═════ Input data ═════
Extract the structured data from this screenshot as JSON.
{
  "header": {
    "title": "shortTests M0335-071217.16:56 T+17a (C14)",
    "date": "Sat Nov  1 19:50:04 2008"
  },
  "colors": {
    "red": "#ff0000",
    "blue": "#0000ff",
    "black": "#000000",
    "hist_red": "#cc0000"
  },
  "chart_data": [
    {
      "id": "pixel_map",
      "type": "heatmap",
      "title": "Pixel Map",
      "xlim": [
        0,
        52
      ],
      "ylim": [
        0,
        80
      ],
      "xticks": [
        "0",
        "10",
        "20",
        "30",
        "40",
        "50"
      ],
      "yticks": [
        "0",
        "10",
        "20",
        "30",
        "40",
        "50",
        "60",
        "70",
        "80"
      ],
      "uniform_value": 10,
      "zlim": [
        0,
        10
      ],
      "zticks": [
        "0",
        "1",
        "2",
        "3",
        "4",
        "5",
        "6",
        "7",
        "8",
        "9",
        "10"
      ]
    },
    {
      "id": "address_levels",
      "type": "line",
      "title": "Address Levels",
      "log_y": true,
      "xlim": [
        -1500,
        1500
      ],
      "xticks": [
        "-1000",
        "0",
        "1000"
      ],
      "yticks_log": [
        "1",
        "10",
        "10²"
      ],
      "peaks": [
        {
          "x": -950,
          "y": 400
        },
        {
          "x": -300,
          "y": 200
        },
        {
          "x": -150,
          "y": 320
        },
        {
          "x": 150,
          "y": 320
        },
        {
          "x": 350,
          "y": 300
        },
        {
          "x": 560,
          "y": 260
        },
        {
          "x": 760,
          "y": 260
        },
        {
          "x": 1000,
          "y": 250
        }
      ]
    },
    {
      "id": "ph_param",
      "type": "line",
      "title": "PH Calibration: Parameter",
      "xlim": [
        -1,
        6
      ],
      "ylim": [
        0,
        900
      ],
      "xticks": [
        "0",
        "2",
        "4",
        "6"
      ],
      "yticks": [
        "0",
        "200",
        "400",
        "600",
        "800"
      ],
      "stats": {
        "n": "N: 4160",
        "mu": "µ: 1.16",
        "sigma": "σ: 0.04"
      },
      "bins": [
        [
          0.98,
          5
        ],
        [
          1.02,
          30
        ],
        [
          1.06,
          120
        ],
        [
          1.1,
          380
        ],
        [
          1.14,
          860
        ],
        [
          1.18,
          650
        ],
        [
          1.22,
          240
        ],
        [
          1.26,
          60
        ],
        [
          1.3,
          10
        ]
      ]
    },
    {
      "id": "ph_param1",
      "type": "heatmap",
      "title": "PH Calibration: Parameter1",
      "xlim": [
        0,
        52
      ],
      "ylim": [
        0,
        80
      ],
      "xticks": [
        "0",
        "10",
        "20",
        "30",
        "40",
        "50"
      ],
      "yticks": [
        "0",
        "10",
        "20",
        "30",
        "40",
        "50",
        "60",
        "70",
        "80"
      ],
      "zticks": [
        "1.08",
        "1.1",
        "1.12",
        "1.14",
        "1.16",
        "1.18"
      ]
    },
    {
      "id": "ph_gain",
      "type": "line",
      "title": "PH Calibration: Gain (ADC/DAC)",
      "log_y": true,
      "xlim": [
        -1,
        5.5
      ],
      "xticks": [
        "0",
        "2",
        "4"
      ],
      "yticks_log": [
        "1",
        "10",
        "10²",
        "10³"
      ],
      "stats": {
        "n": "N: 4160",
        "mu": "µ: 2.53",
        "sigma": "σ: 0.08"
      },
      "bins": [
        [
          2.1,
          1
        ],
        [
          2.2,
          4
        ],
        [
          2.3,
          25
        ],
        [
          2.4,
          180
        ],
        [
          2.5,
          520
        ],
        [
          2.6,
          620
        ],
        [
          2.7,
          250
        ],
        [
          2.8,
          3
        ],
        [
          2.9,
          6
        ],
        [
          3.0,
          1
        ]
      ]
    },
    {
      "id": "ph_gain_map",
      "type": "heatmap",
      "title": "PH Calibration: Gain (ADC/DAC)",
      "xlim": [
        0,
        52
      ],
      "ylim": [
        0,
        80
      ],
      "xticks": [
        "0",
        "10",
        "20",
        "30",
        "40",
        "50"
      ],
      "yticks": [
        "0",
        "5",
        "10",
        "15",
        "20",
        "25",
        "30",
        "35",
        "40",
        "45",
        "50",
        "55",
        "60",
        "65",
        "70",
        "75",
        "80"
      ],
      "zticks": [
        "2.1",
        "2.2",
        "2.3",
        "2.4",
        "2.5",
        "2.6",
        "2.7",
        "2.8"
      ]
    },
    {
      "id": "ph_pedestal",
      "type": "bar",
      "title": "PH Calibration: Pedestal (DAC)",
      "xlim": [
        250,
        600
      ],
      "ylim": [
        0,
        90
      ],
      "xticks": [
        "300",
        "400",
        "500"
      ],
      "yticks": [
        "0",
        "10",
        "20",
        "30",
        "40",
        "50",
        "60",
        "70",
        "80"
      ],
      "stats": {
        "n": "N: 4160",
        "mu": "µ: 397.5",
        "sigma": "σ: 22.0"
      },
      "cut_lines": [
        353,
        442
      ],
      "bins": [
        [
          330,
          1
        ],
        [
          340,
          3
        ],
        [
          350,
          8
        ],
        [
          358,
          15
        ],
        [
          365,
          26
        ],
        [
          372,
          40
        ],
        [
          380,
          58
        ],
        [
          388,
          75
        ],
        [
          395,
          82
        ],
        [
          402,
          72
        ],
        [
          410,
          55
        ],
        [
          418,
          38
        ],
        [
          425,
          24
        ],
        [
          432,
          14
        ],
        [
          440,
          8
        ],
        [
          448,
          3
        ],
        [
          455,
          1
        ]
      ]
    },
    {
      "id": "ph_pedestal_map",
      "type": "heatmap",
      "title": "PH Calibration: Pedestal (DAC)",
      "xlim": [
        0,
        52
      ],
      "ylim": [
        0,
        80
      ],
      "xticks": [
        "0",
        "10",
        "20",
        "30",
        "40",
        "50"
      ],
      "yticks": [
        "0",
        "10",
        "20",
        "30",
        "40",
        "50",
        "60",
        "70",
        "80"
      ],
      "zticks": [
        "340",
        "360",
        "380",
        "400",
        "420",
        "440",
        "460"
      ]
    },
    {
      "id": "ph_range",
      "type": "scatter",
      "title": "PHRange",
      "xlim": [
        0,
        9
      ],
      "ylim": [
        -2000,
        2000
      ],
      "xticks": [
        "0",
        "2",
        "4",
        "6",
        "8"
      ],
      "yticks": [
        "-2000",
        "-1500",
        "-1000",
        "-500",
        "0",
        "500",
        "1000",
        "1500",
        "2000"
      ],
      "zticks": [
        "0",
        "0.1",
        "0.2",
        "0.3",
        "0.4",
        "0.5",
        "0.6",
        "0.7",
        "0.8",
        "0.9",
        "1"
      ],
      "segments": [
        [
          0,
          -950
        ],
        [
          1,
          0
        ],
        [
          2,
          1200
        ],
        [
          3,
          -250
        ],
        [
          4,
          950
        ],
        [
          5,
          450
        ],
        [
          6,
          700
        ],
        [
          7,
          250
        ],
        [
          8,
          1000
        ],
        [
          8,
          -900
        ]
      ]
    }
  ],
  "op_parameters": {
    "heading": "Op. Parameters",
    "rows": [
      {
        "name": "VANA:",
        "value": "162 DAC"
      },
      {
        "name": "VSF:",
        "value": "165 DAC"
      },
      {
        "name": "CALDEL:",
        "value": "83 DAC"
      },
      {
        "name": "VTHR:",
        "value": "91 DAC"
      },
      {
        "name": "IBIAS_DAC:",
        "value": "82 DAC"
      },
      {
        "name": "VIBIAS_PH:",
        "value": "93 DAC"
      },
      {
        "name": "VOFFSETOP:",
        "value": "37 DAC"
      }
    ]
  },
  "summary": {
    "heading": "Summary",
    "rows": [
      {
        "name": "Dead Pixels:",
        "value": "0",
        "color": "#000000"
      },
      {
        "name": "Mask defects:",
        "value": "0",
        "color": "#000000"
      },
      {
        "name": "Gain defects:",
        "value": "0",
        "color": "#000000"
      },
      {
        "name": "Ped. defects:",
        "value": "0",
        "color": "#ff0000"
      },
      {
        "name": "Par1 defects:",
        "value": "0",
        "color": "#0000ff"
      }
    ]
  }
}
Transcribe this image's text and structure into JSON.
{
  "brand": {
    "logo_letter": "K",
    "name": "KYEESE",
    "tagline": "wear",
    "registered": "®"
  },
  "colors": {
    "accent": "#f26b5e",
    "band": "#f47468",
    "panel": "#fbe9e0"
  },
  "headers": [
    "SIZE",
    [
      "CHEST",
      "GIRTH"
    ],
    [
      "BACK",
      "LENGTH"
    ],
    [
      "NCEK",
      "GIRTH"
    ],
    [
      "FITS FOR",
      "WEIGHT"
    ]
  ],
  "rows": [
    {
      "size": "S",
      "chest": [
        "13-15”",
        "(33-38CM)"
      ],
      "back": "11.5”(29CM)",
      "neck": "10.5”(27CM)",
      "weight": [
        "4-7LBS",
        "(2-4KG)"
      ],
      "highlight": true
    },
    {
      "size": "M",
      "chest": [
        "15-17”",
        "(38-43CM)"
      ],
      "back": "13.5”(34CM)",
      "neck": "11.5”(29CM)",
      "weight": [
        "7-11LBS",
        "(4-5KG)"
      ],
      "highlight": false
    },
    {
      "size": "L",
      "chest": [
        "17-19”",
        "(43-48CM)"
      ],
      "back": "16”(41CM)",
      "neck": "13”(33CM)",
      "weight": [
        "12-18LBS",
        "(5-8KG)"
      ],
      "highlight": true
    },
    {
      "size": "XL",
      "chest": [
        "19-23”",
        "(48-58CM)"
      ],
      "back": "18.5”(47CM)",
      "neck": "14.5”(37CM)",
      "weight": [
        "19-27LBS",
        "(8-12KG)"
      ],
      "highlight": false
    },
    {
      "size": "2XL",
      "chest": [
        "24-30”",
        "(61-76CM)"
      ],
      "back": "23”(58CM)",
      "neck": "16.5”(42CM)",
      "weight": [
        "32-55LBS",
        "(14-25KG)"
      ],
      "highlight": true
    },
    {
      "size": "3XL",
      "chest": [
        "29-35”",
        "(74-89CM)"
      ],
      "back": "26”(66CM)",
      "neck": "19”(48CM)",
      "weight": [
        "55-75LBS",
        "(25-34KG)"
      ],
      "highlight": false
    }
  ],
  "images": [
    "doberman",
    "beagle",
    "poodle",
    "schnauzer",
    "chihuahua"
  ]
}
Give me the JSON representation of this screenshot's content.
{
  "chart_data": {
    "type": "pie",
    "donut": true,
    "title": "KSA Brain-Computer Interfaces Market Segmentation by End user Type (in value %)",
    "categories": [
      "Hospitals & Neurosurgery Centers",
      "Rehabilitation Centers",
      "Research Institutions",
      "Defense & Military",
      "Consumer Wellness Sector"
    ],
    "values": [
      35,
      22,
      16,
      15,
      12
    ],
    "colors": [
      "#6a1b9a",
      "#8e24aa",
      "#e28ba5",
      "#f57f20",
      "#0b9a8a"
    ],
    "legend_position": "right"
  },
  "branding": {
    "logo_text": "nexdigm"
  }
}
═════
- Given instruction
Check each line of the data above for the word "defects" and say how many lines contain it, giving nothing besides the number.

- Result for this exercise
4